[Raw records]
......

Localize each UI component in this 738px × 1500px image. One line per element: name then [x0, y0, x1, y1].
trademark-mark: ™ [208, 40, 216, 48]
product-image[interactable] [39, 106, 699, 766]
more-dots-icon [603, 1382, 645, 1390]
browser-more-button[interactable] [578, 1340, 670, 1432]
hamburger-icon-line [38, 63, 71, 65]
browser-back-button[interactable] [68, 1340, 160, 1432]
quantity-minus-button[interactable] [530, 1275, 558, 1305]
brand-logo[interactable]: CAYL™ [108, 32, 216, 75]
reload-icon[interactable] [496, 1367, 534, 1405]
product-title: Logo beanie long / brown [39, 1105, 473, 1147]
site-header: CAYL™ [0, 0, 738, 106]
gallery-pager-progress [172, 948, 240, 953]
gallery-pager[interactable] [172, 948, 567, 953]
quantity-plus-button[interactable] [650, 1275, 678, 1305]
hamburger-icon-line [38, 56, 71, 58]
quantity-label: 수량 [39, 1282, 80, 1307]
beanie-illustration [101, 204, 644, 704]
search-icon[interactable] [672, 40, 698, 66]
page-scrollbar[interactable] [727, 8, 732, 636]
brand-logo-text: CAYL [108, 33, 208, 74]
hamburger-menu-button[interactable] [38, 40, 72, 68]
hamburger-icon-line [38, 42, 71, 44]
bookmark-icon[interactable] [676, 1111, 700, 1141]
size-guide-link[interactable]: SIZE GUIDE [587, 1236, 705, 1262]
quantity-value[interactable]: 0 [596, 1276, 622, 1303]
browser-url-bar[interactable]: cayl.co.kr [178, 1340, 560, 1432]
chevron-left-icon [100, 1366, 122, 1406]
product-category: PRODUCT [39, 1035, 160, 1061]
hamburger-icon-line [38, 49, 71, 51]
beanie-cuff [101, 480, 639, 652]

......

EXERCISE INSTRUCTIONS:
Please quote the lines of the records word for word, from the first line through the line that contains "quantity-minus-button[interactable] [530, 1275, 558, 1305]".

EXERCISE SOLUTION:
Localize each UI component in this 738px × 1500px image. One line per element: name then [x0, y0, x1, y1].
trademark-mark: ™ [208, 40, 216, 48]
product-image[interactable] [39, 106, 699, 766]
more-dots-icon [603, 1382, 645, 1390]
browser-more-button[interactable] [578, 1340, 670, 1432]
hamburger-icon-line [38, 63, 71, 65]
browser-back-button[interactable] [68, 1340, 160, 1432]
quantity-minus-button[interactable] [530, 1275, 558, 1305]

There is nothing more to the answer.